— Exercise —
Write out the data again exactly, skipping every picture.

— Given data —
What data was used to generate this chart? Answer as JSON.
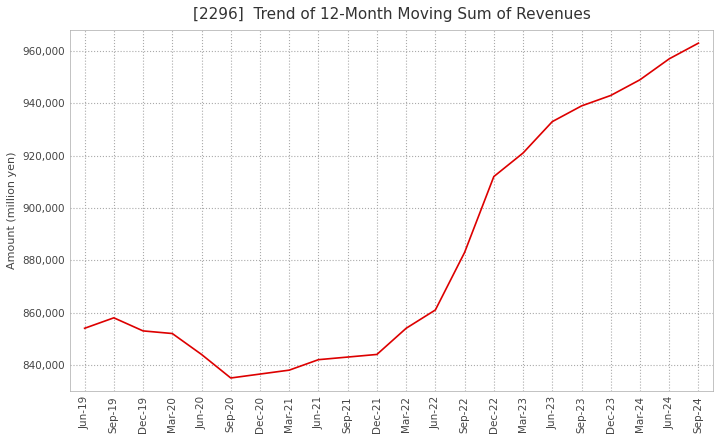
{
  "title": "[2296]  Trend of 12-Month Moving Sum of Revenues",
  "ylabel": "Amount (million yen)",
  "background_color": "#ffffff",
  "grid_color": "#aaaaaa",
  "line_color": "#dd0000",
  "dates": [
    "Jun-19",
    "Sep-19",
    "Dec-19",
    "Mar-20",
    "Jun-20",
    "Sep-20",
    "Dec-20",
    "Mar-21",
    "Jun-21",
    "Sep-21",
    "Dec-21",
    "Mar-22",
    "Jun-22",
    "Sep-22",
    "Dec-22",
    "Mar-23",
    "Jun-23",
    "Sep-23",
    "Dec-23",
    "Mar-24",
    "Jun-24",
    "Sep-24"
  ],
  "values": [
    854000,
    858000,
    853000,
    852000,
    844000,
    835000,
    836500,
    838000,
    842000,
    843000,
    844000,
    854000,
    861000,
    883000,
    912000,
    921000,
    933000,
    939000,
    943000,
    949000,
    957000,
    963000
  ],
  "ylim": [
    830000,
    968000
  ],
  "yticks": [
    840000,
    860000,
    880000,
    900000,
    920000,
    940000,
    960000
  ],
  "title_fontsize": 11,
  "ylabel_fontsize": 8,
  "tick_fontsize": 7.5
}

— The result —
What data was used to generate this chart? Answer as JSON.
{
  "title": "[2296]  Trend of 12-Month Moving Sum of Revenues",
  "ylabel": "Amount (million yen)",
  "background_color": "#ffffff",
  "grid_color": "#aaaaaa",
  "line_color": "#dd0000",
  "dates": [
    "Jun-19",
    "Sep-19",
    "Dec-19",
    "Mar-20",
    "Jun-20",
    "Sep-20",
    "Dec-20",
    "Mar-21",
    "Jun-21",
    "Sep-21",
    "Dec-21",
    "Mar-22",
    "Jun-22",
    "Sep-22",
    "Dec-22",
    "Mar-23",
    "Jun-23",
    "Sep-23",
    "Dec-23",
    "Mar-24",
    "Jun-24",
    "Sep-24"
  ],
  "values": [
    854000,
    858000,
    853000,
    852000,
    844000,
    835000,
    836500,
    838000,
    842000,
    843000,
    844000,
    854000,
    861000,
    883000,
    912000,
    921000,
    933000,
    939000,
    943000,
    949000,
    957000,
    963000
  ],
  "ylim": [
    830000,
    968000
  ],
  "yticks": [
    840000,
    860000,
    880000,
    900000,
    920000,
    940000,
    960000
  ],
  "title_fontsize": 11,
  "ylabel_fontsize": 8,
  "tick_fontsize": 7.5
}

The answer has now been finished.